Figure collection entries:
## Start

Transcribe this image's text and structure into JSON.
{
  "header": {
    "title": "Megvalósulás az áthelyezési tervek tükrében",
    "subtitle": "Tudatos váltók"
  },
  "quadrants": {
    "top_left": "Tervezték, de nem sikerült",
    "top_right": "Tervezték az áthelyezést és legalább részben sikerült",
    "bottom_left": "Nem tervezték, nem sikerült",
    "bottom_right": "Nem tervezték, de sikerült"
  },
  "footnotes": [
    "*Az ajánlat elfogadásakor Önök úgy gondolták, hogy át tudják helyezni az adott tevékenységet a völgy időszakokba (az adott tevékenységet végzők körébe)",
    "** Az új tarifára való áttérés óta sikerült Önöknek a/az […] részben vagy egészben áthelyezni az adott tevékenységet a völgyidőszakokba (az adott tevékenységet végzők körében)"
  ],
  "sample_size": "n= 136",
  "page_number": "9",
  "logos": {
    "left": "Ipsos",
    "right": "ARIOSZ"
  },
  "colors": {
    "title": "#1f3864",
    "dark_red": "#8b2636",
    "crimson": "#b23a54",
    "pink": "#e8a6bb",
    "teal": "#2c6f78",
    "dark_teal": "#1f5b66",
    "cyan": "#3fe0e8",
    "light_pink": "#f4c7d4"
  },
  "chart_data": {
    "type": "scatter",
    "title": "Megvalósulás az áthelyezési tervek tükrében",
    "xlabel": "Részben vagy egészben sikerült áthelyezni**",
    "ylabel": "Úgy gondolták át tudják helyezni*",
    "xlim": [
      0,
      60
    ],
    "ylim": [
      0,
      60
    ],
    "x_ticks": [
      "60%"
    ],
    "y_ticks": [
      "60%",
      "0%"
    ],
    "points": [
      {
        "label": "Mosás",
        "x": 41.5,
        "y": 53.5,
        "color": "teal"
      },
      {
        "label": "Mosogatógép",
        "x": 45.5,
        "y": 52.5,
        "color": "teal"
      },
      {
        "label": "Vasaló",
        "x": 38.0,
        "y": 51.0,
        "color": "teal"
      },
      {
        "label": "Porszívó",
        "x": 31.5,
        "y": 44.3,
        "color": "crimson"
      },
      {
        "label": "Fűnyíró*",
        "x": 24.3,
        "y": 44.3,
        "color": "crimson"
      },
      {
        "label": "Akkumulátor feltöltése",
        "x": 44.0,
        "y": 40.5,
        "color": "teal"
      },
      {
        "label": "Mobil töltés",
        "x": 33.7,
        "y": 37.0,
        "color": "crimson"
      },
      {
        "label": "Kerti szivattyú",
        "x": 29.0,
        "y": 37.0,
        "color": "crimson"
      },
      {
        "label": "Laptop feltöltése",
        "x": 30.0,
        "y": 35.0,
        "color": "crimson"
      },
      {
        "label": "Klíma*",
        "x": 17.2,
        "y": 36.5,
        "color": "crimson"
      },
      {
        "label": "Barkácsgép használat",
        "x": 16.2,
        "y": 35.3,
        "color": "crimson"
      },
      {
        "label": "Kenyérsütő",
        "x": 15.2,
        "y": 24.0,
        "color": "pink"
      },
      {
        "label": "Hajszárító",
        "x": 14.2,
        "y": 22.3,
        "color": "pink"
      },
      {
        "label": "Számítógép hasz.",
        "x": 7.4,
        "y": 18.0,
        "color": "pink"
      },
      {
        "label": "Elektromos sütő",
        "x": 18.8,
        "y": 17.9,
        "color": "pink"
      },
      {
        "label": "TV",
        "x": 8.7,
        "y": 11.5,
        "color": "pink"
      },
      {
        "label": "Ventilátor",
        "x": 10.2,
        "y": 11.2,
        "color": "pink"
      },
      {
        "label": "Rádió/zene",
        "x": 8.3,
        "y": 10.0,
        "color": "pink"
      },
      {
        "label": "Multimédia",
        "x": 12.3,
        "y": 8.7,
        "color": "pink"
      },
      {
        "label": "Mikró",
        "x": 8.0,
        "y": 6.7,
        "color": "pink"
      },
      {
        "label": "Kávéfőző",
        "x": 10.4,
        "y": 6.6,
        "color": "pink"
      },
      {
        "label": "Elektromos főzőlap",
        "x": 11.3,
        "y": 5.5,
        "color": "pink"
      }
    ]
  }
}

## End

=== WHAT IS REQUIRED ===
All of the data above should be transcribed exactly.

=== RESULT FOR THIS EXERCISE ===
Transcribe this image's text and structure into JSON.
{
  "header": {
    "title": "Megvalósulás az áthelyezési tervek tükrében",
    "subtitle": "Tudatos váltók"
  },
  "quadrants": {
    "top_left": "Tervezték, de nem sikerült",
    "top_right": "Tervezték az áthelyezést és legalább részben sikerült",
    "bottom_left": "Nem tervezték, nem sikerült",
    "bottom_right": "Nem tervezték, de sikerült"
  },
  "footnotes": [
    "*Az ajánlat elfogadásakor Önök úgy gondolták, hogy át tudják helyezni az adott tevékenységet a völgy időszakokba (az adott tevékenységet végzők körébe)",
    "** Az új tarifára való áttérés óta sikerült Önöknek a/az […] részben vagy egészben áthelyezni az adott tevékenységet a völgyidőszakokba (az adott tevékenységet végzők körében)"
  ],
  "sample_size": "n= 136",
  "page_number": "9",
  "logos": {
    "left": "Ipsos",
    "right": "ARIOSZ"
  },
  "colors": {
    "title": "#1f3864",
    "dark_red": "#8b2636",
    "crimson": "#b23a54",
    "pink": "#e8a6bb",
    "teal": "#2c6f78",
    "dark_teal": "#1f5b66",
    "cyan": "#3fe0e8",
    "light_pink": "#f4c7d4"
  },
  "chart_data": {
    "type": "scatter",
    "title": "Megvalósulás az áthelyezési tervek tükrében",
    "xlabel": "Részben vagy egészben sikerült áthelyezni**",
    "ylabel": "Úgy gondolták át tudják helyezni*",
    "xlim": [
      0,
      60
    ],
    "ylim": [
      0,
      60
    ],
    "x_ticks": [
      "60%"
    ],
    "y_ticks": [
      "60%",
      "0%"
    ],
    "points": [
      {
        "label": "Mosás",
        "x": 41.5,
        "y": 53.5,
        "color": "teal"
      },
      {
        "label": "Mosogatógép",
        "x": 45.5,
        "y": 52.5,
        "color": "teal"
      },
      {
        "label": "Vasaló",
        "x": 38.0,
        "y": 51.0,
        "color": "teal"
      },
      {
        "label": "Porszívó",
        "x": 31.5,
        "y": 44.3,
        "color": "crimson"
      },
      {
        "label": "Fűnyíró*",
        "x": 24.3,
        "y": 44.3,
        "color": "crimson"
      },
      {
        "label": "Akkumulátor feltöltése",
        "x": 44.0,
        "y": 40.5,
        "color": "teal"
      },
      {
        "label": "Mobil töltés",
        "x": 33.7,
        "y": 37.0,
        "color": "crimson"
      },
      {
        "label": "Kerti szivattyú",
        "x": 29.0,
        "y": 37.0,
        "color": "crimson"
      },
      {
        "label": "Laptop feltöltése",
        "x": 30.0,
        "y": 35.0,
        "color": "crimson"
      },
      {
        "label": "Klíma*",
        "x": 17.2,
        "y": 36.5,
        "color": "crimson"
      },
      {
        "label": "Barkácsgép használat",
        "x": 16.2,
        "y": 35.3,
        "color": "crimson"
      },
      {
        "label": "Kenyérsütő",
        "x": 15.2,
        "y": 24.0,
        "color": "pink"
      },
      {
        "label": "Hajszárító",
        "x": 14.2,
        "y": 22.3,
        "color": "pink"
      },
      {
        "label": "Számítógép hasz.",
        "x": 7.4,
        "y": 18.0,
        "color": "pink"
      },
      {
        "label": "Elektromos sütő",
        "x": 18.8,
        "y": 17.9,
        "color": "pink"
      },
      {
        "label": "TV",
        "x": 8.7,
        "y": 11.5,
        "color": "pink"
      },
      {
        "label": "Ventilátor",
        "x": 10.2,
        "y": 11.2,
        "color": "pink"
      },
      {
        "label": "Rádió/zene",
        "x": 8.3,
        "y": 10.0,
        "color": "pink"
      },
      {
        "label": "Multimédia",
        "x": 12.3,
        "y": 8.7,
        "color": "pink"
      },
      {
        "label": "Mikró",
        "x": 8.0,
        "y": 6.7,
        "color": "pink"
      },
      {
        "label": "Kávéfőző",
        "x": 10.4,
        "y": 6.6,
        "color": "pink"
      },
      {
        "label": "Elektromos főzőlap",
        "x": 11.3,
        "y": 5.5,
        "color": "pink"
      }
    ]
  }
}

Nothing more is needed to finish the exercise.